**Exercise brief**
Determine how many lines in these records hold "tous". Only the number is wanted.

Dataset items
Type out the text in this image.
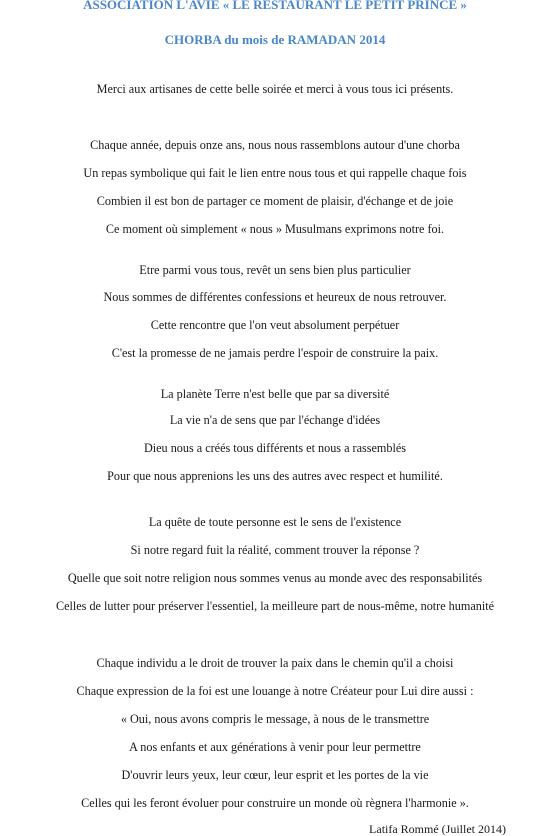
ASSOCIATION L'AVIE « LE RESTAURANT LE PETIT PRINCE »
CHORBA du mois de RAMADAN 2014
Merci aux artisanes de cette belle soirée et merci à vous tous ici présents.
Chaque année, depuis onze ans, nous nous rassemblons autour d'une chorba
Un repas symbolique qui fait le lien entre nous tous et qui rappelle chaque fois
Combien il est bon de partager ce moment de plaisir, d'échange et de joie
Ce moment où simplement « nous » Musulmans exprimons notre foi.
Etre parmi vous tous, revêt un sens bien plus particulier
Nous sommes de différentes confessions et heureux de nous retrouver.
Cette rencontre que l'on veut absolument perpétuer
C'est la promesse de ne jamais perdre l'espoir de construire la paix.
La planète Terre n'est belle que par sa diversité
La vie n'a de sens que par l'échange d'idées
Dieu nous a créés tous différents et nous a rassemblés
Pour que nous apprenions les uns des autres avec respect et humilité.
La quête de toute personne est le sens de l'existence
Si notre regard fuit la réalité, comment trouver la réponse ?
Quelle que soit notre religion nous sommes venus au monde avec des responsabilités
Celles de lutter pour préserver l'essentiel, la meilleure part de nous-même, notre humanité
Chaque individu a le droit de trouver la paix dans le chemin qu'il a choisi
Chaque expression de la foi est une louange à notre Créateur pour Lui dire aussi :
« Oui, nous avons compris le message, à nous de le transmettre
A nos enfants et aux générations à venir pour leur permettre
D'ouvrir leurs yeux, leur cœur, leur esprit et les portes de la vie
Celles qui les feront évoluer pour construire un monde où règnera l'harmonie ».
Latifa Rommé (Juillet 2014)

**Finished exercise**
4